◆ **Challenge**: Pull out every line containing the string "structured".
# # # #
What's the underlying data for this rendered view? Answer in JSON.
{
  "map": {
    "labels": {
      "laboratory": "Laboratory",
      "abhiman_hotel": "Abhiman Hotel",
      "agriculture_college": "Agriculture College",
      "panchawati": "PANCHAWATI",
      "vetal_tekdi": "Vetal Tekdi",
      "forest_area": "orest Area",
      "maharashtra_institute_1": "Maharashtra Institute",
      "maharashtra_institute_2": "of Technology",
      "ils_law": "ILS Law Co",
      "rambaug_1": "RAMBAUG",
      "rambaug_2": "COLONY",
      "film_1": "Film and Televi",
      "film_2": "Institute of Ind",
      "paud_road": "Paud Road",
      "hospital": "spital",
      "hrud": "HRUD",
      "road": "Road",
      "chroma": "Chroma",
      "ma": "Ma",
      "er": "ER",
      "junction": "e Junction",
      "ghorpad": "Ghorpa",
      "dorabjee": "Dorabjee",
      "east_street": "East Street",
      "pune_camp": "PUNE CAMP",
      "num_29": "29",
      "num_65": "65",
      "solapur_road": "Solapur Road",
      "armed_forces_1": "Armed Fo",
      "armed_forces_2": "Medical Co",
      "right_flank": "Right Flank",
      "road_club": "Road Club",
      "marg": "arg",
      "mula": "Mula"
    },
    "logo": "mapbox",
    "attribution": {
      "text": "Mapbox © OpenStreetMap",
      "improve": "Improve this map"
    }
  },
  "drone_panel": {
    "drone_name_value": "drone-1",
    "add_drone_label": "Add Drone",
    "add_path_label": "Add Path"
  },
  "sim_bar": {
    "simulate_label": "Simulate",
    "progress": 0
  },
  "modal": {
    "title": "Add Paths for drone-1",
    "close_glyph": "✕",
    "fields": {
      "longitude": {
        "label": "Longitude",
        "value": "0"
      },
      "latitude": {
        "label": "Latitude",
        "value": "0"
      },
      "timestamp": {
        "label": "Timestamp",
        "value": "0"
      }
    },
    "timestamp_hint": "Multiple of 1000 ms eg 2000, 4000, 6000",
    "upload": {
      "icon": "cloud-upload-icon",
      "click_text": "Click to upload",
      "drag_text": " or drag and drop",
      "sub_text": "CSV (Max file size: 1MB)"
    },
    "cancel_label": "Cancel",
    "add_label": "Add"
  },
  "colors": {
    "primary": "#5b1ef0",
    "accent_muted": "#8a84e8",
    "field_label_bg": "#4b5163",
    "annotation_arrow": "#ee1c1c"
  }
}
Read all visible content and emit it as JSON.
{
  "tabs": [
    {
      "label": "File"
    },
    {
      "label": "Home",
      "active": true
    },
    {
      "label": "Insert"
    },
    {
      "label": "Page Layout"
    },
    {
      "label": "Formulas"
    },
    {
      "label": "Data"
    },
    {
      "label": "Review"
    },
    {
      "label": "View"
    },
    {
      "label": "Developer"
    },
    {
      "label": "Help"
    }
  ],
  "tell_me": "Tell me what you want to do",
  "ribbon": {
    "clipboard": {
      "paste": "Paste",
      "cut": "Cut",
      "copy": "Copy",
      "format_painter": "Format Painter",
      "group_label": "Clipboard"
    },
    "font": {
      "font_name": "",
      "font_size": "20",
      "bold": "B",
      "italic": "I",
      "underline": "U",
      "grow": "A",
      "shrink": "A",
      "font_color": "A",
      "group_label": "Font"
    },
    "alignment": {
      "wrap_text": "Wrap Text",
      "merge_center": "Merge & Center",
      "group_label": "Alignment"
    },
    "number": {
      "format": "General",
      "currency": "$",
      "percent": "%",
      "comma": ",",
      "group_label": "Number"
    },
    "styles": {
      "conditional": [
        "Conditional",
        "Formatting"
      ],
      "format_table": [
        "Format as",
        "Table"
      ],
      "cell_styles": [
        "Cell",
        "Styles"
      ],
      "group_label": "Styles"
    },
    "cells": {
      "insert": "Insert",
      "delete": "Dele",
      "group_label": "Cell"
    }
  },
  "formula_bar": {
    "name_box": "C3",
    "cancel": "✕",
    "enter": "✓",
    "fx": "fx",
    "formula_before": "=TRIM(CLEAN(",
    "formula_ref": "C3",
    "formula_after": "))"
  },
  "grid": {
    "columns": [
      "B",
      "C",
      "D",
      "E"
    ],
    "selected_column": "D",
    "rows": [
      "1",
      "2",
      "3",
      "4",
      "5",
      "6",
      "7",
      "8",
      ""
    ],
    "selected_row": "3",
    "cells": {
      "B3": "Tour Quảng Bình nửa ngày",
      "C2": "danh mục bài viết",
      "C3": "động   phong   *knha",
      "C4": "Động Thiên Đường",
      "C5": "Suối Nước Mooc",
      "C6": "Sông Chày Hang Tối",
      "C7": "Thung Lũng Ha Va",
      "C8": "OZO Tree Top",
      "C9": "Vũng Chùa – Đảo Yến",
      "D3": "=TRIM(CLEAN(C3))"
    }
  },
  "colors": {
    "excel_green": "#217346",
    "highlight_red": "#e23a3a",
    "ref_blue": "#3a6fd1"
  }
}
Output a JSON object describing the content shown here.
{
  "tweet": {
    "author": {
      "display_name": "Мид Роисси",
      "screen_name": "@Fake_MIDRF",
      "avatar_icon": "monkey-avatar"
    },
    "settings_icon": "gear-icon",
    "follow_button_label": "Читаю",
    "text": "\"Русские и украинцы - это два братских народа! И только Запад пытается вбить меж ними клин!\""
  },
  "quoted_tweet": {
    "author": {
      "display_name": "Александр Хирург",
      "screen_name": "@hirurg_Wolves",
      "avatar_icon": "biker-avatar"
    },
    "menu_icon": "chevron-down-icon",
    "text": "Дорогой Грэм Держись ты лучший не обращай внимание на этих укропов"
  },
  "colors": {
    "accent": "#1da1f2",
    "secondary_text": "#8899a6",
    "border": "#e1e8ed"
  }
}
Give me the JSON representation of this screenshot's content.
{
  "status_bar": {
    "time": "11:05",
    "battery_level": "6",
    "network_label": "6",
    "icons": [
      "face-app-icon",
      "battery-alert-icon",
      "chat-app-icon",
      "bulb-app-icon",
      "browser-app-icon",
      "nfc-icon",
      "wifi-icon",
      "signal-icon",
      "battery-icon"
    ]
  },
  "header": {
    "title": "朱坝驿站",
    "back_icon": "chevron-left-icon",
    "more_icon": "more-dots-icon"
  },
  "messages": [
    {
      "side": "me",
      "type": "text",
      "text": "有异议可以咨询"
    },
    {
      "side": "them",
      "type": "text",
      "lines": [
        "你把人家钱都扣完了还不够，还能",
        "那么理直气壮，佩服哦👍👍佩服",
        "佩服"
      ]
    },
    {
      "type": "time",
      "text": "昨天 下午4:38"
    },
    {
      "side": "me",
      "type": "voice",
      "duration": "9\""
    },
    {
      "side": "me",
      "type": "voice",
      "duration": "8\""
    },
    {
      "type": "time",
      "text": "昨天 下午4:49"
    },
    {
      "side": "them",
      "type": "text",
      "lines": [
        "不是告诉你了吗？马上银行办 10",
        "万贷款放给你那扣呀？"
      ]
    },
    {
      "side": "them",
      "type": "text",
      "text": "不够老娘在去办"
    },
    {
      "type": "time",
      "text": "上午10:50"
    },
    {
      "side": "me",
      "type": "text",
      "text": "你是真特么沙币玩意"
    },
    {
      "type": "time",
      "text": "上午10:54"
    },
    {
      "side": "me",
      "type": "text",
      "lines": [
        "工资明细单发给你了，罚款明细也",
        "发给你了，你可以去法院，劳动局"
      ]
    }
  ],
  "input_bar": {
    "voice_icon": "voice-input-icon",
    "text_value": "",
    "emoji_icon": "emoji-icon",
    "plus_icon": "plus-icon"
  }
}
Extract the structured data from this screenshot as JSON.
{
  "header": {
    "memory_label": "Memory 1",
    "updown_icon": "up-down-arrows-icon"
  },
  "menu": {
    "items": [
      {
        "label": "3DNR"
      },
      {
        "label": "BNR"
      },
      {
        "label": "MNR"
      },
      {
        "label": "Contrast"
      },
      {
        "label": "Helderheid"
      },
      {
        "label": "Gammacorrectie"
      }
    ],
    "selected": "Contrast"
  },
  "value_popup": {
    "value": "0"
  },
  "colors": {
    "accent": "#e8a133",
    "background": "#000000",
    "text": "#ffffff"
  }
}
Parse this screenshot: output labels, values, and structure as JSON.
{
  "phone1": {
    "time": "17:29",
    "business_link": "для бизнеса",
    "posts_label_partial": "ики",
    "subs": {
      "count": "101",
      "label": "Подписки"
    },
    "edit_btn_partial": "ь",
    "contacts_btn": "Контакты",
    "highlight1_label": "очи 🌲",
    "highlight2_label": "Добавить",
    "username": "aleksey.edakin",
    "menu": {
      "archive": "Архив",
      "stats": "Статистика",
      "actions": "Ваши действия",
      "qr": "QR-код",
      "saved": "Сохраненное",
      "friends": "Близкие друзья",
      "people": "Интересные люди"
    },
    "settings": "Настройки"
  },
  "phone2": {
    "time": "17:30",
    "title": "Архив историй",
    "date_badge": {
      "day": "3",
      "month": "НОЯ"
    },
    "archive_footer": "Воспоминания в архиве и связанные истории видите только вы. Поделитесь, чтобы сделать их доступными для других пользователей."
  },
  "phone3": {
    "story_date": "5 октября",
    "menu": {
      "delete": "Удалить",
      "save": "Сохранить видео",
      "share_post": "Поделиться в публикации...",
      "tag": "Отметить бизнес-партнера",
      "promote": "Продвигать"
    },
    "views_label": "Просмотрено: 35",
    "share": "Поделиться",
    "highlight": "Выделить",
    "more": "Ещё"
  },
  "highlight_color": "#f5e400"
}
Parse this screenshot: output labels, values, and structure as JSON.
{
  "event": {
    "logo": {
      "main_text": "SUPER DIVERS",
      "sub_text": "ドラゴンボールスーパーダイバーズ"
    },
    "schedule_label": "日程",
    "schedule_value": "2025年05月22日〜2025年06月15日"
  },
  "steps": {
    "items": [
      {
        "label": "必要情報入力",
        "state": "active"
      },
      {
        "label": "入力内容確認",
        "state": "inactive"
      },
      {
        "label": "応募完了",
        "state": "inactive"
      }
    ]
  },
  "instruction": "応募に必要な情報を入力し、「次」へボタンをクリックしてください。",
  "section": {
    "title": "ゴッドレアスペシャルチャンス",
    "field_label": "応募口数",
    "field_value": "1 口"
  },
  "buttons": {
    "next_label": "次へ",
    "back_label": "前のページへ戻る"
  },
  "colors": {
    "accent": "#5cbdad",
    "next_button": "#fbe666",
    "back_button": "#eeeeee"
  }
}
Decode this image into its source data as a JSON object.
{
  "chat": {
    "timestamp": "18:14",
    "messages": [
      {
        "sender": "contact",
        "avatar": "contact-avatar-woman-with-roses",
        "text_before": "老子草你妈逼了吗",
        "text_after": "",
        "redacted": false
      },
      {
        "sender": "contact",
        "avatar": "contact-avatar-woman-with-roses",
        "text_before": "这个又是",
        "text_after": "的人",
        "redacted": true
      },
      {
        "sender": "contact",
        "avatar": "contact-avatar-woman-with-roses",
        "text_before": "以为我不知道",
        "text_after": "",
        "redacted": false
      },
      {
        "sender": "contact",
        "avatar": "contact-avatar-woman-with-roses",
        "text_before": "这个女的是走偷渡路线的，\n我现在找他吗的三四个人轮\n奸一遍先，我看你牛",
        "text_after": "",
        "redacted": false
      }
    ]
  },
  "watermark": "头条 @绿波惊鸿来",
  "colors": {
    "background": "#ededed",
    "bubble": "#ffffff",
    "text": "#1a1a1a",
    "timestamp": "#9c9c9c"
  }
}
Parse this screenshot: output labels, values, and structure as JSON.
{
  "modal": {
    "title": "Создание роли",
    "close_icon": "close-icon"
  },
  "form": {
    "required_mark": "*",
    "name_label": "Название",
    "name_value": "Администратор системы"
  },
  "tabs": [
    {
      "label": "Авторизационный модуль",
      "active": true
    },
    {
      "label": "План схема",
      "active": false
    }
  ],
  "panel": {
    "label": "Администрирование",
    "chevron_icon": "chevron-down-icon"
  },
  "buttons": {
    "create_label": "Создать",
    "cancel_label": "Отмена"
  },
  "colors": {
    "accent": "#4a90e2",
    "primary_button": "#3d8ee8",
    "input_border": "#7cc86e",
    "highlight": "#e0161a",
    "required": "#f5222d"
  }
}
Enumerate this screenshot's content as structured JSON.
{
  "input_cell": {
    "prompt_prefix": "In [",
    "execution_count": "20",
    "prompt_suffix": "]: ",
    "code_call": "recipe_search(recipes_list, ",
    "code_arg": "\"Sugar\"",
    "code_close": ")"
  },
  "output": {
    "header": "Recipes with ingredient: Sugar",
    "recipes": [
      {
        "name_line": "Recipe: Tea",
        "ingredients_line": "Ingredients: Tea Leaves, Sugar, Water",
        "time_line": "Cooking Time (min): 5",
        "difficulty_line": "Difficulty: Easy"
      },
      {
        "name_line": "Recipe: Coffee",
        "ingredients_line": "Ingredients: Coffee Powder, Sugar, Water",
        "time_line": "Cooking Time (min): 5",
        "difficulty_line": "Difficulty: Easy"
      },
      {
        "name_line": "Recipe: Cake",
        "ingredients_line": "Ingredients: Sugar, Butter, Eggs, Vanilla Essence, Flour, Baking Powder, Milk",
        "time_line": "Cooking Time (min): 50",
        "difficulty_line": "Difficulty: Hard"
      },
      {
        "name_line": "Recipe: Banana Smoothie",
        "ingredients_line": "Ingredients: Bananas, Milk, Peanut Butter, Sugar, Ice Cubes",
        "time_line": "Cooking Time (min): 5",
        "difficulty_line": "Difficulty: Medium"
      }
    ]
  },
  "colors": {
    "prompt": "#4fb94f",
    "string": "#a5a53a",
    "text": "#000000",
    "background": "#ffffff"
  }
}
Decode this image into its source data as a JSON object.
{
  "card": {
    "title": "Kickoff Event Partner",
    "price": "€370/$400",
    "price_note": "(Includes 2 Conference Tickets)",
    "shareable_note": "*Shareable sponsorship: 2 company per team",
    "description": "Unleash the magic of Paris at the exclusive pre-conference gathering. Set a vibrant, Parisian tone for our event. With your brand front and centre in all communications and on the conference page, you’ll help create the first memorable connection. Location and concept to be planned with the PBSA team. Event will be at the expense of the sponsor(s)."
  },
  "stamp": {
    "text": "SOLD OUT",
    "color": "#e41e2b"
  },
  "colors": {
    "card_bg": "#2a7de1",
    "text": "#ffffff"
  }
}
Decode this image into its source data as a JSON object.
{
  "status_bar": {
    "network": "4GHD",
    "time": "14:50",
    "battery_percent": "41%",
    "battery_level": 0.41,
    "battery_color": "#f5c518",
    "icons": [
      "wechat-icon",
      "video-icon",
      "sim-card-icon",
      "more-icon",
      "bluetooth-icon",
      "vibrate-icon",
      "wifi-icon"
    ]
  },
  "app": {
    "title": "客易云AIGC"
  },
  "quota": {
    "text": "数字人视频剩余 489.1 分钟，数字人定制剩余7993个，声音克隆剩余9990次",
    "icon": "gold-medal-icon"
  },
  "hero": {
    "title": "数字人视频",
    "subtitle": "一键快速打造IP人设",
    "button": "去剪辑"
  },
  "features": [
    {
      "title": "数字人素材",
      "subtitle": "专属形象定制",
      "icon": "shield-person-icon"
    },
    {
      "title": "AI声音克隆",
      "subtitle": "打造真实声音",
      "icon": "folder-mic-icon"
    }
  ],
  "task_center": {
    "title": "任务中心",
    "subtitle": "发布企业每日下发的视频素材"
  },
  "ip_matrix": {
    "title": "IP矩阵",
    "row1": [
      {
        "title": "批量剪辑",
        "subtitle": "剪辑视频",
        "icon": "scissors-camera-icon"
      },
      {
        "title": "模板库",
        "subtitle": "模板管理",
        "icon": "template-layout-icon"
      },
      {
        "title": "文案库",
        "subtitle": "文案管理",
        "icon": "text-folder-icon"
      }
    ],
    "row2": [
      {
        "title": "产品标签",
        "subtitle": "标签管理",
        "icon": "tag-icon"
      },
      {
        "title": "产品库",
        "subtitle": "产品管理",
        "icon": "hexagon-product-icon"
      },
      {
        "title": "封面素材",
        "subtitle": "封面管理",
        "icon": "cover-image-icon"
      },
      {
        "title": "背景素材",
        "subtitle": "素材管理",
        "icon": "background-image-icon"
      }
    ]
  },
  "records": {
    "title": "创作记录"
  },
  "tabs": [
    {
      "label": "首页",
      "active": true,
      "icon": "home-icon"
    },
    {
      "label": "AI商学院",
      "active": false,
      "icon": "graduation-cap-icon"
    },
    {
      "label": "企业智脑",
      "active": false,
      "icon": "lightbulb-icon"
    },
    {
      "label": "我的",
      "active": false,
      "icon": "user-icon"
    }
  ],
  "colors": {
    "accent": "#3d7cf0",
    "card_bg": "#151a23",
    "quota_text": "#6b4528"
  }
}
# # # #
◆ **Correct result**:
Extract the structured data from this screenshot as JSON.
Enumerate this screenshot's content as structured JSON.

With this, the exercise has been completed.